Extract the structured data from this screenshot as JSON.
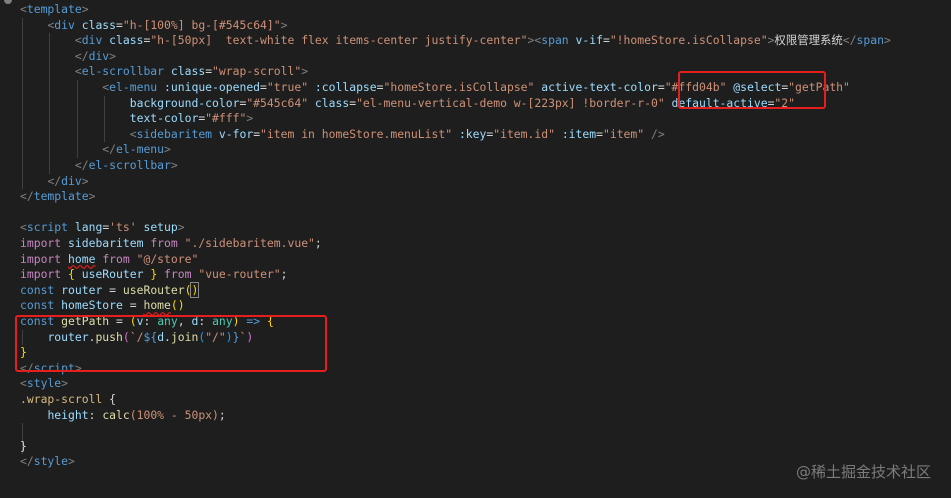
{
  "editor": {
    "lines": [
      [
        {
          "t": "<",
          "c": "tok-punct"
        },
        {
          "t": "template",
          "c": "tok-tag"
        },
        {
          "t": ">",
          "c": "tok-punct"
        }
      ],
      [
        {
          "t": "    ",
          "c": "tok-plain"
        },
        {
          "t": "<",
          "c": "tok-punct"
        },
        {
          "t": "div",
          "c": "tok-tag"
        },
        {
          "t": " ",
          "c": "tok-plain"
        },
        {
          "t": "class",
          "c": "tok-attr"
        },
        {
          "t": "=",
          "c": "tok-plain"
        },
        {
          "t": "\"h-[100%] bg-[#545c64]\"",
          "c": "tok-str"
        },
        {
          "t": ">",
          "c": "tok-punct"
        }
      ],
      [
        {
          "t": "        ",
          "c": "tok-plain"
        },
        {
          "t": "<",
          "c": "tok-punct"
        },
        {
          "t": "div",
          "c": "tok-tag"
        },
        {
          "t": " ",
          "c": "tok-plain"
        },
        {
          "t": "class",
          "c": "tok-attr"
        },
        {
          "t": "=",
          "c": "tok-plain"
        },
        {
          "t": "\"h-[50px]  text-white flex items-center justify-center\"",
          "c": "tok-str"
        },
        {
          "t": ">",
          "c": "tok-punct"
        },
        {
          "t": "<",
          "c": "tok-punct"
        },
        {
          "t": "span",
          "c": "tok-tag"
        },
        {
          "t": " ",
          "c": "tok-plain"
        },
        {
          "t": "v-if",
          "c": "tok-attr"
        },
        {
          "t": "=",
          "c": "tok-plain"
        },
        {
          "t": "\"!homeStore.isCollapse\"",
          "c": "tok-str"
        },
        {
          "t": ">",
          "c": "tok-punct"
        },
        {
          "t": "权限管理系统",
          "c": "tok-text"
        },
        {
          "t": "</",
          "c": "tok-punct"
        },
        {
          "t": "span",
          "c": "tok-tag"
        },
        {
          "t": ">",
          "c": "tok-punct"
        }
      ],
      [
        {
          "t": "        ",
          "c": "tok-plain"
        },
        {
          "t": "</",
          "c": "tok-punct"
        },
        {
          "t": "div",
          "c": "tok-tag"
        },
        {
          "t": ">",
          "c": "tok-punct"
        }
      ],
      [
        {
          "t": "        ",
          "c": "tok-plain"
        },
        {
          "t": "<",
          "c": "tok-punct"
        },
        {
          "t": "el-scrollbar",
          "c": "tok-tag"
        },
        {
          "t": " ",
          "c": "tok-plain"
        },
        {
          "t": "class",
          "c": "tok-attr"
        },
        {
          "t": "=",
          "c": "tok-plain"
        },
        {
          "t": "\"wrap-scroll\"",
          "c": "tok-str"
        },
        {
          "t": ">",
          "c": "tok-punct"
        }
      ],
      [
        {
          "t": "            ",
          "c": "tok-plain"
        },
        {
          "t": "<",
          "c": "tok-punct"
        },
        {
          "t": "el-menu",
          "c": "tok-tag"
        },
        {
          "t": " ",
          "c": "tok-plain"
        },
        {
          "t": ":unique-opened",
          "c": "tok-attr"
        },
        {
          "t": "=",
          "c": "tok-plain"
        },
        {
          "t": "\"true\"",
          "c": "tok-str"
        },
        {
          "t": " ",
          "c": "tok-plain"
        },
        {
          "t": ":collapse",
          "c": "tok-attr"
        },
        {
          "t": "=",
          "c": "tok-plain"
        },
        {
          "t": "\"homeStore.isCollapse\"",
          "c": "tok-str"
        },
        {
          "t": " ",
          "c": "tok-plain"
        },
        {
          "t": "active-text-color",
          "c": "tok-attr"
        },
        {
          "t": "=",
          "c": "tok-plain"
        },
        {
          "t": "\"#ffd04b\"",
          "c": "tok-str"
        },
        {
          "t": " ",
          "c": "tok-plain"
        },
        {
          "t": "@select",
          "c": "tok-attr"
        },
        {
          "t": "=",
          "c": "tok-plain"
        },
        {
          "t": "\"getPath\"",
          "c": "tok-str"
        }
      ],
      [
        {
          "t": "                ",
          "c": "tok-plain"
        },
        {
          "t": "background-color",
          "c": "tok-attr"
        },
        {
          "t": "=",
          "c": "tok-plain"
        },
        {
          "t": "\"#545c64\"",
          "c": "tok-str"
        },
        {
          "t": " ",
          "c": "tok-plain"
        },
        {
          "t": "class",
          "c": "tok-attr"
        },
        {
          "t": "=",
          "c": "tok-plain"
        },
        {
          "t": "\"el-menu-vertical-demo w-[223px] !border-r-0\"",
          "c": "tok-str"
        },
        {
          "t": " ",
          "c": "tok-plain"
        },
        {
          "t": "default-active",
          "c": "tok-attr"
        },
        {
          "t": "=",
          "c": "tok-plain"
        },
        {
          "t": "\"2\"",
          "c": "tok-str"
        }
      ],
      [
        {
          "t": "                ",
          "c": "tok-plain"
        },
        {
          "t": "text-color",
          "c": "tok-attr"
        },
        {
          "t": "=",
          "c": "tok-plain"
        },
        {
          "t": "\"#fff\"",
          "c": "tok-str"
        },
        {
          "t": ">",
          "c": "tok-punct"
        }
      ],
      [
        {
          "t": "                ",
          "c": "tok-plain"
        },
        {
          "t": "<",
          "c": "tok-punct"
        },
        {
          "t": "sidebaritem",
          "c": "tok-tag"
        },
        {
          "t": " ",
          "c": "tok-plain"
        },
        {
          "t": "v-for",
          "c": "tok-attr"
        },
        {
          "t": "=",
          "c": "tok-plain"
        },
        {
          "t": "\"item in homeStore.menuList\"",
          "c": "tok-str"
        },
        {
          "t": " ",
          "c": "tok-plain"
        },
        {
          "t": ":key",
          "c": "tok-attr"
        },
        {
          "t": "=",
          "c": "tok-plain"
        },
        {
          "t": "\"item.id\"",
          "c": "tok-str"
        },
        {
          "t": " ",
          "c": "tok-plain"
        },
        {
          "t": ":item",
          "c": "tok-attr"
        },
        {
          "t": "=",
          "c": "tok-plain"
        },
        {
          "t": "\"item\"",
          "c": "tok-str"
        },
        {
          "t": " />",
          "c": "tok-punct"
        }
      ],
      [
        {
          "t": "            ",
          "c": "tok-plain"
        },
        {
          "t": "</",
          "c": "tok-punct"
        },
        {
          "t": "el-menu",
          "c": "tok-tag"
        },
        {
          "t": ">",
          "c": "tok-punct"
        }
      ],
      [
        {
          "t": "        ",
          "c": "tok-plain"
        },
        {
          "t": "</",
          "c": "tok-punct"
        },
        {
          "t": "el-scrollbar",
          "c": "tok-tag"
        },
        {
          "t": ">",
          "c": "tok-punct"
        }
      ],
      [
        {
          "t": "    ",
          "c": "tok-plain"
        },
        {
          "t": "</",
          "c": "tok-punct"
        },
        {
          "t": "div",
          "c": "tok-tag"
        },
        {
          "t": ">",
          "c": "tok-punct"
        }
      ],
      [
        {
          "t": "</",
          "c": "tok-punct"
        },
        {
          "t": "template",
          "c": "tok-tag"
        },
        {
          "t": ">",
          "c": "tok-punct"
        }
      ],
      [],
      [
        {
          "t": "<",
          "c": "tok-punct"
        },
        {
          "t": "script",
          "c": "tok-tag"
        },
        {
          "t": " ",
          "c": "tok-plain"
        },
        {
          "t": "lang",
          "c": "tok-attr"
        },
        {
          "t": "=",
          "c": "tok-plain"
        },
        {
          "t": "'ts'",
          "c": "tok-str"
        },
        {
          "t": " ",
          "c": "tok-plain"
        },
        {
          "t": "setup",
          "c": "tok-attr"
        },
        {
          "t": ">",
          "c": "tok-punct"
        }
      ],
      [
        {
          "t": "import",
          "c": "tok-kw"
        },
        {
          "t": " ",
          "c": "tok-plain"
        },
        {
          "t": "sidebaritem",
          "c": "tok-var"
        },
        {
          "t": " ",
          "c": "tok-plain"
        },
        {
          "t": "from",
          "c": "tok-kw"
        },
        {
          "t": " ",
          "c": "tok-plain"
        },
        {
          "t": "\"./sidebaritem.vue\"",
          "c": "tok-str"
        },
        {
          "t": ";",
          "c": "tok-plain"
        }
      ],
      [
        {
          "t": "import",
          "c": "tok-kw"
        },
        {
          "t": " ",
          "c": "tok-plain"
        },
        {
          "t": "home",
          "c": "tok-var home-ul"
        },
        {
          "t": " ",
          "c": "tok-plain"
        },
        {
          "t": "from",
          "c": "tok-kw"
        },
        {
          "t": " ",
          "c": "tok-plain"
        },
        {
          "t": "\"@/store\"",
          "c": "tok-str"
        }
      ],
      [
        {
          "t": "import",
          "c": "tok-kw"
        },
        {
          "t": " ",
          "c": "tok-plain"
        },
        {
          "t": "{",
          "c": "tok-brace2"
        },
        {
          "t": " ",
          "c": "tok-plain"
        },
        {
          "t": "useRouter",
          "c": "tok-var"
        },
        {
          "t": " ",
          "c": "tok-plain"
        },
        {
          "t": "}",
          "c": "tok-brace2"
        },
        {
          "t": " ",
          "c": "tok-plain"
        },
        {
          "t": "from",
          "c": "tok-kw"
        },
        {
          "t": " ",
          "c": "tok-plain"
        },
        {
          "t": "\"vue-router\"",
          "c": "tok-str"
        },
        {
          "t": ";",
          "c": "tok-plain"
        }
      ],
      [
        {
          "t": "const",
          "c": "tok-decl"
        },
        {
          "t": " ",
          "c": "tok-plain"
        },
        {
          "t": "router",
          "c": "tok-var"
        },
        {
          "t": " = ",
          "c": "tok-plain"
        },
        {
          "t": "useRouter",
          "c": "tok-fn"
        },
        {
          "t": "(",
          "c": "tok-brace2"
        },
        {
          "t": ")",
          "c": "tok-brace2 bracket-match"
        }
      ],
      [
        {
          "t": "const",
          "c": "tok-decl"
        },
        {
          "t": " ",
          "c": "tok-plain"
        },
        {
          "t": "homeStore",
          "c": "tok-var"
        },
        {
          "t": " = ",
          "c": "tok-plain"
        },
        {
          "t": "home",
          "c": "tok-fn home-ul"
        },
        {
          "t": "()",
          "c": "tok-brace2"
        }
      ],
      [
        {
          "t": "const",
          "c": "tok-decl"
        },
        {
          "t": " ",
          "c": "tok-plain"
        },
        {
          "t": "getPath",
          "c": "tok-fn"
        },
        {
          "t": " = ",
          "c": "tok-plain"
        },
        {
          "t": "(",
          "c": "tok-brace2"
        },
        {
          "t": "v",
          "c": "tok-var"
        },
        {
          "t": ": ",
          "c": "tok-plain"
        },
        {
          "t": "any",
          "c": "tok-type"
        },
        {
          "t": ", ",
          "c": "tok-plain"
        },
        {
          "t": "d",
          "c": "tok-var"
        },
        {
          "t": ": ",
          "c": "tok-plain"
        },
        {
          "t": "any",
          "c": "tok-type"
        },
        {
          "t": ")",
          "c": "tok-brace2"
        },
        {
          "t": " ",
          "c": "tok-plain"
        },
        {
          "t": "=>",
          "c": "tok-decl"
        },
        {
          "t": " ",
          "c": "tok-plain"
        },
        {
          "t": "{",
          "c": "tok-brace2"
        }
      ],
      [
        {
          "t": "    ",
          "c": "tok-plain"
        },
        {
          "t": "router",
          "c": "tok-var"
        },
        {
          "t": ".",
          "c": "tok-plain"
        },
        {
          "t": "push",
          "c": "tok-fn"
        },
        {
          "t": "(",
          "c": "tok-brace"
        },
        {
          "t": "`/",
          "c": "tok-str"
        },
        {
          "t": "${",
          "c": "tok-tplpunct"
        },
        {
          "t": "d",
          "c": "tok-var"
        },
        {
          "t": ".",
          "c": "tok-plain"
        },
        {
          "t": "join",
          "c": "tok-fn"
        },
        {
          "t": "(",
          "c": "tok-brace3"
        },
        {
          "t": "\"/\"",
          "c": "tok-str"
        },
        {
          "t": ")",
          "c": "tok-brace3"
        },
        {
          "t": "}",
          "c": "tok-tplpunct"
        },
        {
          "t": "`",
          "c": "tok-str"
        },
        {
          "t": ")",
          "c": "tok-brace"
        }
      ],
      [
        {
          "t": "}",
          "c": "tok-brace2"
        }
      ],
      [
        {
          "t": "</",
          "c": "tok-punct"
        },
        {
          "t": "script",
          "c": "tok-tag"
        },
        {
          "t": ">",
          "c": "tok-punct"
        }
      ],
      [
        {
          "t": "<",
          "c": "tok-punct"
        },
        {
          "t": "style",
          "c": "tok-tag"
        },
        {
          "t": ">",
          "c": "tok-punct"
        }
      ],
      [
        {
          "t": ".wrap-scroll",
          "c": "tok-sel"
        },
        {
          "t": " ",
          "c": "tok-plain"
        },
        {
          "t": "{",
          "c": "tok-plain"
        }
      ],
      [
        {
          "t": "    ",
          "c": "tok-plain"
        },
        {
          "t": "height",
          "c": "tok-prop"
        },
        {
          "t": ": ",
          "c": "tok-plain"
        },
        {
          "t": "calc",
          "c": "tok-fn"
        },
        {
          "t": "(100% - 50px)",
          "c": "tok-str"
        },
        {
          "t": ";",
          "c": "tok-plain"
        }
      ],
      [],
      [
        {
          "t": "}",
          "c": "tok-plain"
        }
      ],
      [
        {
          "t": "</",
          "c": "tok-punct"
        },
        {
          "t": "style",
          "c": "tok-tag"
        },
        {
          "t": ">",
          "c": "tok-punct"
        }
      ]
    ]
  },
  "watermark": "@稀土掘金技术社区",
  "colors": {
    "background": "#1e1e1e",
    "highlight_box": "#e51e1e"
  }
}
────────────────────
* **Given exercise**
Pull every line containing the word "isCollapse" out of the material and copy it.

* **Expected answer**
          "t": "\"!homeStore.isCollapse\"",
          "t": "\"homeStore.isCollapse\"",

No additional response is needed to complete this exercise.